* begin *

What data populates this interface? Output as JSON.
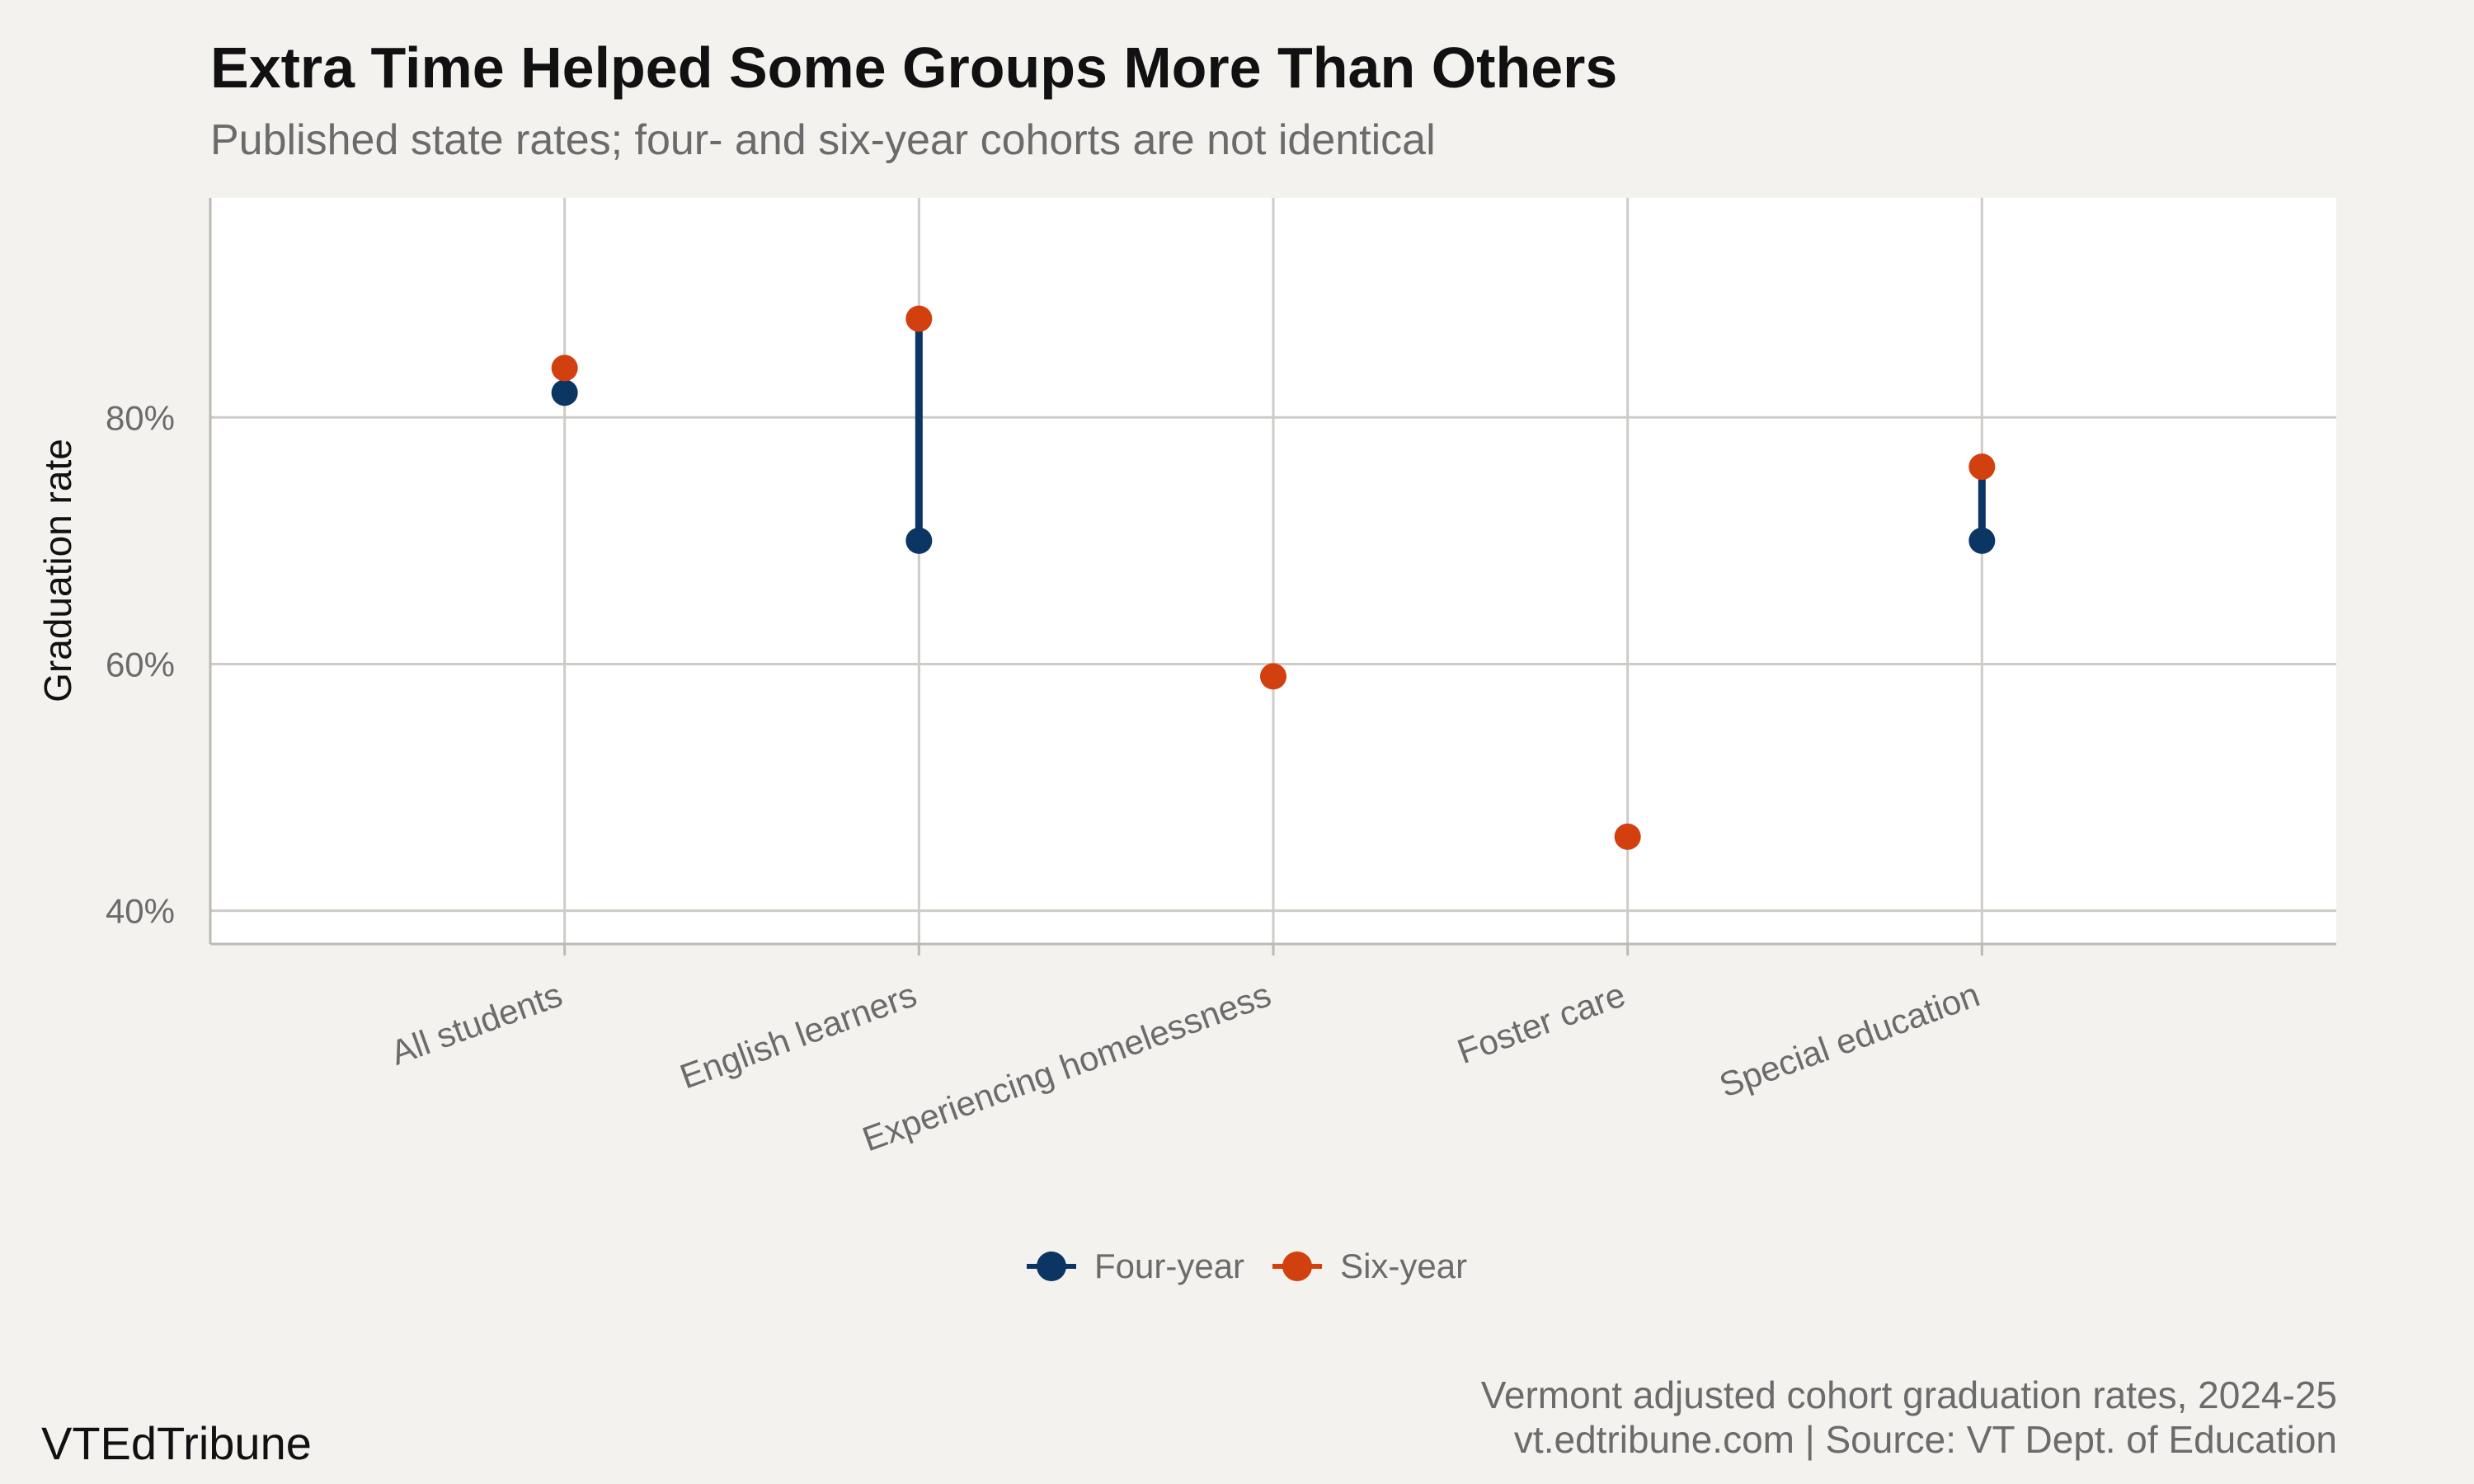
{
  "title": "Extra Time Helped Some Groups More Than Others",
  "subtitle": "Published state rates; four- and six-year cohorts are not identical",
  "brand": "VTEdTribune",
  "caption": {
    "line1": "Vermont adjusted cohort graduation rates, 2024-25",
    "line2": "vt.edtribune.com | Source: VT Dept. of Education"
  },
  "colors": {
    "background": "#f4f2ee",
    "panel": "#ffffff",
    "four_year": "#0b3563",
    "six_year": "#d2400f",
    "grid": "#cfccc8"
  },
  "legend": {
    "four_year": "Four-year",
    "six_year": "Six-year",
    "placement": "bottom-center"
  },
  "chart_data": {
    "type": "dumbbell",
    "title": "Extra Time Helped Some Groups More Than Others",
    "subtitle": "Published state rates; four- and six-year cohorts are not identical",
    "xlabel": "",
    "ylabel": "Graduation rate",
    "categories": [
      "All students",
      "English learners",
      "Experiencing homelessness",
      "Foster care",
      "Special education"
    ],
    "series": [
      {
        "name": "Four-year",
        "values": [
          82,
          70,
          null,
          null,
          70
        ]
      },
      {
        "name": "Six-year",
        "values": [
          84,
          88,
          59,
          46,
          76
        ]
      }
    ],
    "yticks": [
      40,
      60,
      80
    ],
    "ytick_labels": [
      "40%",
      "60%",
      "80%"
    ],
    "ylim": [
      37.3,
      97.8
    ],
    "grid": true,
    "legend_position": "bottom"
  }
}
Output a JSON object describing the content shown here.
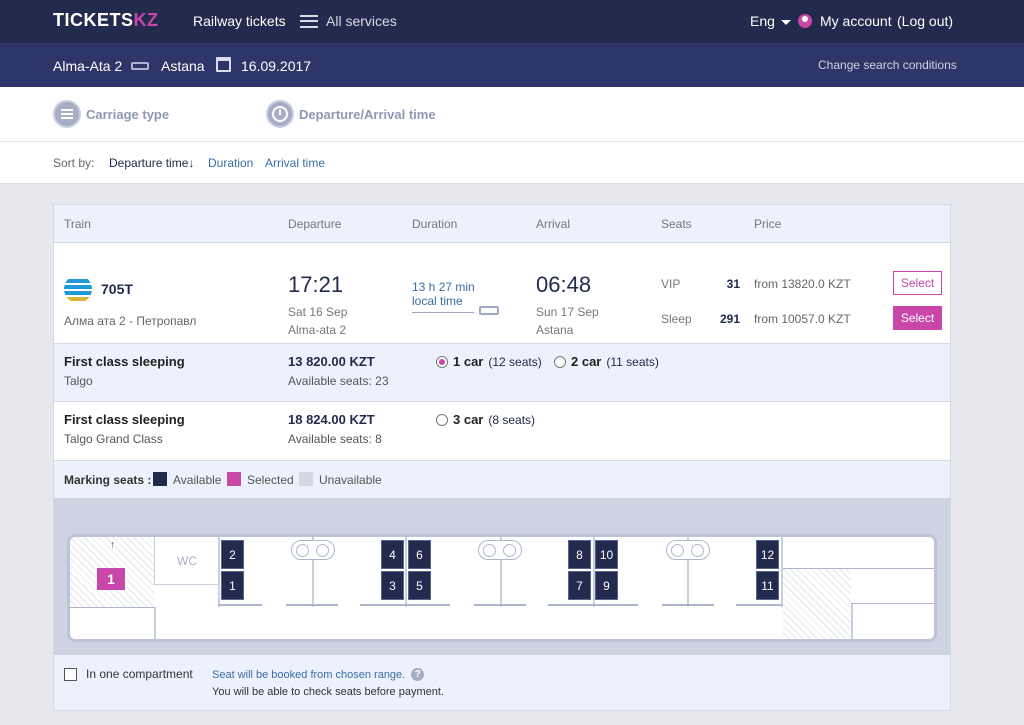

* end *

» The task:
Locate the string "JSON" in the listing above and copy every line where it occurs.

» Exercise output:
What data populates this interface? Output as JSON.
Output a JSON object describing the content shown here.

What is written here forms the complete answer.